WORK REQUIRED ::
Repeat each record below exactly, dropping the pictures.

DATA FOR THIS TASK ::
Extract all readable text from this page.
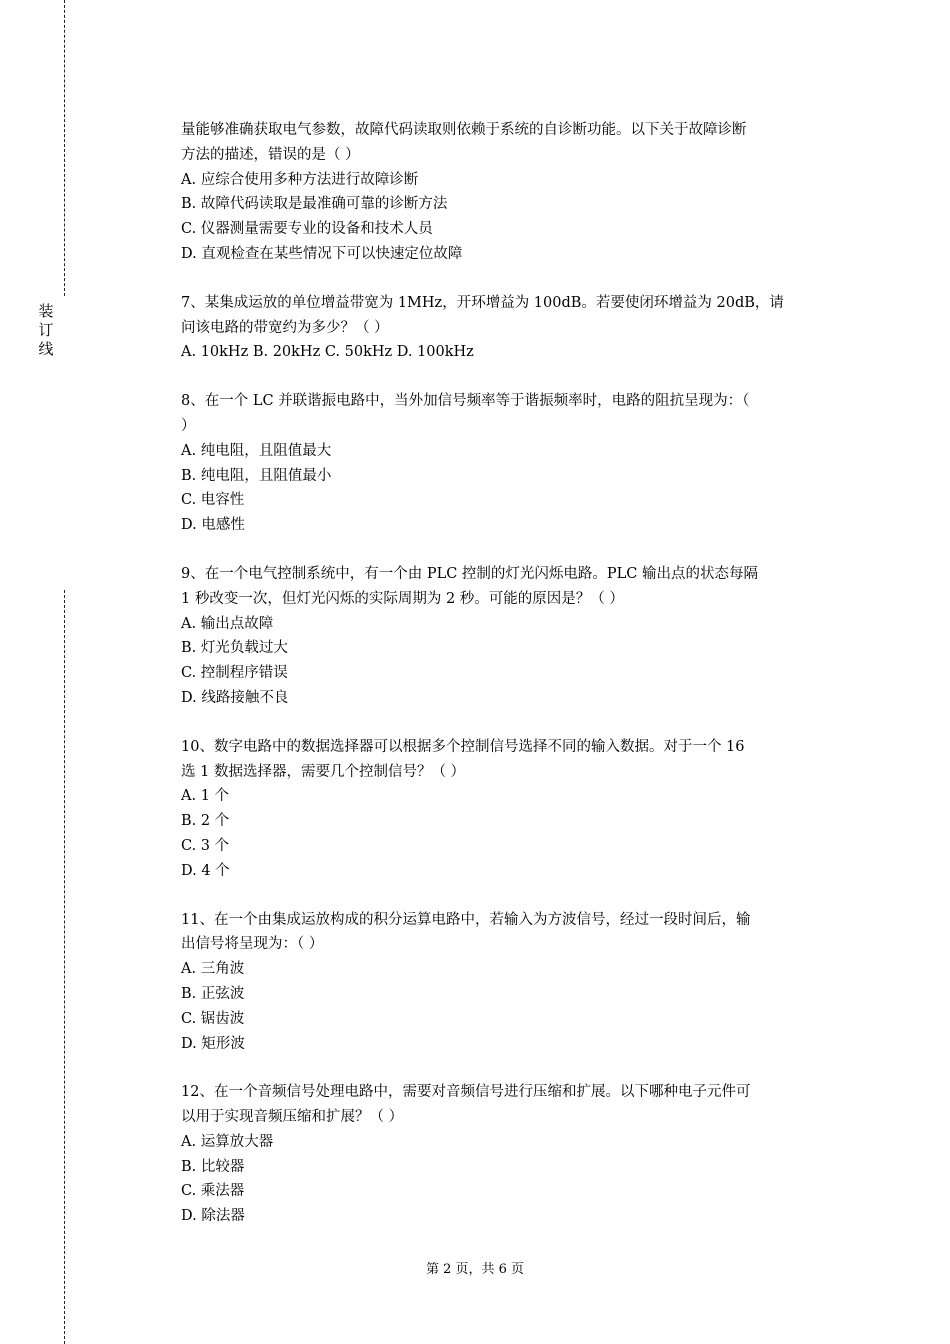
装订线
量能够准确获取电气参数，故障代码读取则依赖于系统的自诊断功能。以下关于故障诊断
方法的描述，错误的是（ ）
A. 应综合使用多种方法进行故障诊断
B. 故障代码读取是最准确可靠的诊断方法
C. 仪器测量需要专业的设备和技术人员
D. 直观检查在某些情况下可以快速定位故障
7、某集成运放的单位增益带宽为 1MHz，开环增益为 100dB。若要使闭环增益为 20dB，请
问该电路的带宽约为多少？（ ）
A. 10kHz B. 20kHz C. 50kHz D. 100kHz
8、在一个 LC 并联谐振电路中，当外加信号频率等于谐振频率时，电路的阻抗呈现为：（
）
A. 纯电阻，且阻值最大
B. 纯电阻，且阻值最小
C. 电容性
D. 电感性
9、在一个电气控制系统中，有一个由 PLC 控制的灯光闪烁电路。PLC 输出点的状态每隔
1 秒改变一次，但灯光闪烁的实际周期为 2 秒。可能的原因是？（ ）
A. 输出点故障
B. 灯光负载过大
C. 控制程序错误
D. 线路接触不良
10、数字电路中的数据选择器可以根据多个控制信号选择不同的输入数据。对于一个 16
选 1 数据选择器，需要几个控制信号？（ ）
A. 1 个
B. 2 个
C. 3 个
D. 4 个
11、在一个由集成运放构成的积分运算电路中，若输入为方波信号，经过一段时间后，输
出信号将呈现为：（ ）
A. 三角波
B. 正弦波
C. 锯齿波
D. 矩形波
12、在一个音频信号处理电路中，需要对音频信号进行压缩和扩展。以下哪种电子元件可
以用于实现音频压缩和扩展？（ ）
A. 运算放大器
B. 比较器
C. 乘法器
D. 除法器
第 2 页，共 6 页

EXPECTED ANSWER ::
Extract all readable text from this page.
装订线
量能够准确获取电气参数，故障代码读取则依赖于系统的自诊断功能。以下关于故障诊断
方法的描述，错误的是（ ）
A. 应综合使用多种方法进行故障诊断
B. 故障代码读取是最准确可靠的诊断方法
C. 仪器测量需要专业的设备和技术人员
D. 直观检查在某些情况下可以快速定位故障
7、某集成运放的单位增益带宽为 1MHz，开环增益为 100dB。若要使闭环增益为 20dB，请
问该电路的带宽约为多少？（ ）
A. 10kHz B. 20kHz C. 50kHz D. 100kHz
8、在一个 LC 并联谐振电路中，当外加信号频率等于谐振频率时，电路的阻抗呈现为：（
）
A. 纯电阻，且阻值最大
B. 纯电阻，且阻值最小
C. 电容性
D. 电感性
9、在一个电气控制系统中，有一个由 PLC 控制的灯光闪烁电路。PLC 输出点的状态每隔
1 秒改变一次，但灯光闪烁的实际周期为 2 秒。可能的原因是？（ ）
A. 输出点故障
B. 灯光负载过大
C. 控制程序错误
D. 线路接触不良
10、数字电路中的数据选择器可以根据多个控制信号选择不同的输入数据。对于一个 16
选 1 数据选择器，需要几个控制信号？（ ）
A. 1 个
B. 2 个
C. 3 个
D. 4 个
11、在一个由集成运放构成的积分运算电路中，若输入为方波信号，经过一段时间后，输
出信号将呈现为：（ ）
A. 三角波
B. 正弦波
C. 锯齿波
D. 矩形波
12、在一个音频信号处理电路中，需要对音频信号进行压缩和扩展。以下哪种电子元件可
以用于实现音频压缩和扩展？（ ）
A. 运算放大器
B. 比较器
C. 乘法器
D. 除法器
第 2 页，共 6 页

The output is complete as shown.